Meinung
Kommentar

Abiquote sinkt – noch kein Drama

Peter Ulrich Meyer leitet das Ressort Landespolitik des Hamburger Abendblattes

Peter Ulrich Meyer leitet das Ressort Landespolitik des Hamburger Abendblattes

Foto: Andreas Laible / HA

Auch bundesweite Aufgaben sorgen für eine Delle.

Nein, einen Grund zur Besorgnis gibt es wirklich nicht. Die Zahl der Abiturienten ist in Hamburg zum ersten Mal seit vielen Jahren gesunken. Aber vorausgegangen ist ein vor Jahrzehnten nicht für möglich gehaltener Siegeszug der allgemeinen Hochschulreife. Die Abiquote schnellte von 34 Prozent vor 20 Jahren auf weit über 50 Prozent hoch. Und mit einem Anteil von derzeit 52,7 Prozent aller Schulentlassenen stellen die Abi­turienten nach wie vor die Mehrheit.

Es war klar, dass auch dieses enorme Wachstum irgendwann an seine Grenzen stoßen muss. Ob der aktuelle Rückgang schon eine Trendwende ist, lässt sich nicht sicher beurteilen. Wahrscheinlich ist eher, dass sich die Abiquote in Hamburg – wie in vielen deutschen Großstädten – in Zukunft um die 50 Prozent bewegen wird. Das entspricht nicht zuletzt der Erwartung eines Arbeitsmarktes, der immer höhere Anforderungen an die Schulabgänger stellt.

Daten zur Seitenlayout-Analyse
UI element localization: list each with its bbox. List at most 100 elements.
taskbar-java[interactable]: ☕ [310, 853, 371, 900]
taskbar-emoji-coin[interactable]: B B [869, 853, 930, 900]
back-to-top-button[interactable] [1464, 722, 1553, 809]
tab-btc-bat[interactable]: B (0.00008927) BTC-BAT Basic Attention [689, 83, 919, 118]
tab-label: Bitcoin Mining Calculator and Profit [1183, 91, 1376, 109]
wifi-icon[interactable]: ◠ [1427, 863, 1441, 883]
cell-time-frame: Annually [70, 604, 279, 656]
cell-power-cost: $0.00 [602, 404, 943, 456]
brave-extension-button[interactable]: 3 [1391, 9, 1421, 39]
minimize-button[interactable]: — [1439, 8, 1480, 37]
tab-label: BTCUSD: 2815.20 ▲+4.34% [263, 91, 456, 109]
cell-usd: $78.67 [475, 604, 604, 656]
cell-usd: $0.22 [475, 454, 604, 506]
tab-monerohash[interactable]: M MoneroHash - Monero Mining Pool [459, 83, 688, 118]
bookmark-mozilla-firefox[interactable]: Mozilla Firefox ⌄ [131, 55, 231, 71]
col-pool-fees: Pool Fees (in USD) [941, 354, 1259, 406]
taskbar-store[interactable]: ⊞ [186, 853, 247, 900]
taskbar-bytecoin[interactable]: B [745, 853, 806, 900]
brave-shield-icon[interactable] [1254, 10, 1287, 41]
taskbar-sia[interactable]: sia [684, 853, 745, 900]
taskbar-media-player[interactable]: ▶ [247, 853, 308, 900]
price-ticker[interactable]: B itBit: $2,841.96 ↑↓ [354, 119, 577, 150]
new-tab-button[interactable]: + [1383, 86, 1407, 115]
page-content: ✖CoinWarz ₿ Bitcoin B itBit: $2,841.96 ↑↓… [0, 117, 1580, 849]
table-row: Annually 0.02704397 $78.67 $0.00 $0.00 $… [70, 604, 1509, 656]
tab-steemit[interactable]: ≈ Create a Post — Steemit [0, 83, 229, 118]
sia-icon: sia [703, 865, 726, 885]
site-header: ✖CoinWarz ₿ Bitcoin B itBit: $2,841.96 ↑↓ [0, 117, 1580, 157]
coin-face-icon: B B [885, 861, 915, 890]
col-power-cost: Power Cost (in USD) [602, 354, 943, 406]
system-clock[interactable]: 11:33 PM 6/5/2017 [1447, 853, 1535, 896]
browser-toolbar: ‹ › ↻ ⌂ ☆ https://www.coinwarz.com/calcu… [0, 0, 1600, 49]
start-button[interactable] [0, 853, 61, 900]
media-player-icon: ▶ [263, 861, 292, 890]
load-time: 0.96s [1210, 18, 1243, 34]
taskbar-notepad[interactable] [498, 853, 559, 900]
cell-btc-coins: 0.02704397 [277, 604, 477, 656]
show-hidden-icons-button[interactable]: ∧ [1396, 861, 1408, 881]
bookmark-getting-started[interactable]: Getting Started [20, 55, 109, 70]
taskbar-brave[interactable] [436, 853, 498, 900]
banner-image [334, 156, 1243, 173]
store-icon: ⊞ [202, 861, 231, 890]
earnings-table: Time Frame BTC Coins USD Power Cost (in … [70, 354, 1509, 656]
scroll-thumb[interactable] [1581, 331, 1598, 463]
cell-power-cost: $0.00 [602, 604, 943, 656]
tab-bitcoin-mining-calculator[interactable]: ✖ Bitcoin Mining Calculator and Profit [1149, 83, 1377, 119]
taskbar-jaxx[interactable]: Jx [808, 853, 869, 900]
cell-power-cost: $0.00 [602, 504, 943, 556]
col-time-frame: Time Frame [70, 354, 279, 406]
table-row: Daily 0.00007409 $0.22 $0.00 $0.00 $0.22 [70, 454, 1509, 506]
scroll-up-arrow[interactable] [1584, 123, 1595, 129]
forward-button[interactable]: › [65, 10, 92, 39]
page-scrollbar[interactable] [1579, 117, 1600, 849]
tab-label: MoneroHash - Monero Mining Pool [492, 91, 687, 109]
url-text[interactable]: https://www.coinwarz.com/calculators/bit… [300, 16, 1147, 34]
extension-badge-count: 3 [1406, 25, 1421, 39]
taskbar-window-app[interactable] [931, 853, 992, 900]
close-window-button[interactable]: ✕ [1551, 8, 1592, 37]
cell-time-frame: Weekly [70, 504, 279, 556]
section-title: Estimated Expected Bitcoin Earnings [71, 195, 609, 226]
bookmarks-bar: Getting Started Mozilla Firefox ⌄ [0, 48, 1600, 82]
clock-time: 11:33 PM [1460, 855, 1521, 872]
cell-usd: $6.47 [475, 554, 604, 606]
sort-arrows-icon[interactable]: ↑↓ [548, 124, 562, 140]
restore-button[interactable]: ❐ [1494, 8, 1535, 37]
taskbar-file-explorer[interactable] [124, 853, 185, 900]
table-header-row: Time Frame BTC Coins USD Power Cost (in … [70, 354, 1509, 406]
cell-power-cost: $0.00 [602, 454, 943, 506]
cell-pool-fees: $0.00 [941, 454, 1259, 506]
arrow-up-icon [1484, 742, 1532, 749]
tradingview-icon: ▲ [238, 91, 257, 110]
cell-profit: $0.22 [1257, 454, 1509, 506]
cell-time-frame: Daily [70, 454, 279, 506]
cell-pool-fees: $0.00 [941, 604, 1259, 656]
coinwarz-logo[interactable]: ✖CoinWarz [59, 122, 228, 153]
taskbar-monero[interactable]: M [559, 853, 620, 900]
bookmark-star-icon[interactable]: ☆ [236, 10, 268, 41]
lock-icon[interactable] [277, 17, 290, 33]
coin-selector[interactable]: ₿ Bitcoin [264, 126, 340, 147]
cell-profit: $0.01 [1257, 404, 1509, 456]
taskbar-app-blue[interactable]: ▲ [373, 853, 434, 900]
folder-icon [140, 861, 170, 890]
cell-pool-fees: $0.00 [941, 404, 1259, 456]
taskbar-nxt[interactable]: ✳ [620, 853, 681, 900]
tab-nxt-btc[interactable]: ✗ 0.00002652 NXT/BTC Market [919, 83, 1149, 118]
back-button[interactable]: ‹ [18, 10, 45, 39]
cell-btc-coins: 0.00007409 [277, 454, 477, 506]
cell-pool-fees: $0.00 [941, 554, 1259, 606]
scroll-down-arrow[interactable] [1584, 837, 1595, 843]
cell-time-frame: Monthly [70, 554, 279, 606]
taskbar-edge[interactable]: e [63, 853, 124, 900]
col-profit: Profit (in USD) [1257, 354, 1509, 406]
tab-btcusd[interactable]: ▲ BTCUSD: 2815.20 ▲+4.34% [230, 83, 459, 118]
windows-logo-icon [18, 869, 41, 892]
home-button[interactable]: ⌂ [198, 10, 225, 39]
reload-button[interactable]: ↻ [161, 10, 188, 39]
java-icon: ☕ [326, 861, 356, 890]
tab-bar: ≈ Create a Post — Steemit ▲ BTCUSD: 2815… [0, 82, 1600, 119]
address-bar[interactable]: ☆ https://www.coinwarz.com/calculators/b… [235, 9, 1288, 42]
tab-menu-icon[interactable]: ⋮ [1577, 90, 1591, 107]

*Aufgaben*.
[1] Beantworte anhand des Kommentars zur Abiquote:
(a) Wie hoch war die Abiquote in Hamburg vor 20 Jahren?
(b) Welchen Anteil aller Schulentlassenen stellen die Abiturienten derzeit?
(c) Um welchen Wert wird sich die Abiquote in Hamburg laut Kommentar wahrscheinlich in Zukunft bewegen?
[2] Gib einen Abschnitt aus dem Kommentar zur Abiquote wortgetreu aus. Beginne bei den Worten „Es war klar, dass“ und höre nach „die Schulabgänger stellt.“ auf.
[3] Knüpfe an den Kommentar zur Abiquote an und führe ihn bitte weiter.

*Lösungen*.
[1]
(a) 34 Prozent
(b) 52,7 Prozent
(c) Um die 50 Prozent

[2]
Es war klar, dass auch dieses enorme Wachstum irgendwann an seine Grenzen stoßen muss. Ob der aktuelle Rückgang schon eine Trendwende ist, lässt sich nicht sicher beurteilen. Wahrscheinlich ist eher, dass sich die Abiquote in Hamburg – wie in vielen deutschen Großstädten – in Zukunft um die 50 Prozent bewegen wird. Das entspricht nicht zuletzt der Erwartung eines Arbeitsmarktes, der immer höhere Anforderungen an die Schulabgänger stellt.

[3]
Gute Schulpolitik muss stets ab­wägen: Auf der einen Seite sind immer höhere Schulabschlüsse gesellschaftlich hoch erwünscht, nicht zuletzt von Eltern, die nur das Beste, eben das Abitur, für ihre Kinder wollen. Auf der anderen Seite muss das Abitur ein Wertpapier bleiben, das nicht nur formal die Tür
zu den Hochschulen aufstößt, sondern den Erwerb von Qualifikationen und ein höheres Leistungsniveau dokumentiert.

Die Einführung eines bundesweiten Aufgabenpools für das Abitur hat nun in Hamburg offenbar für eine Delle bei den Absolventen gesorgt. Die gestiegene Durchfallerquote legt das nahe. Lehrer werden die Schüler noch besser auf die Prüfungen vorbereiten und so die Zahl der Durchfaller senken, auch wenn die großen Zuwachsraten wohl der Vergangenheit angehören. Dabei bleibt es das Verdienst der Lehrer, in den vergangenen Jahren so viele Begabungsreserven bei Schülern geweckt zu haben.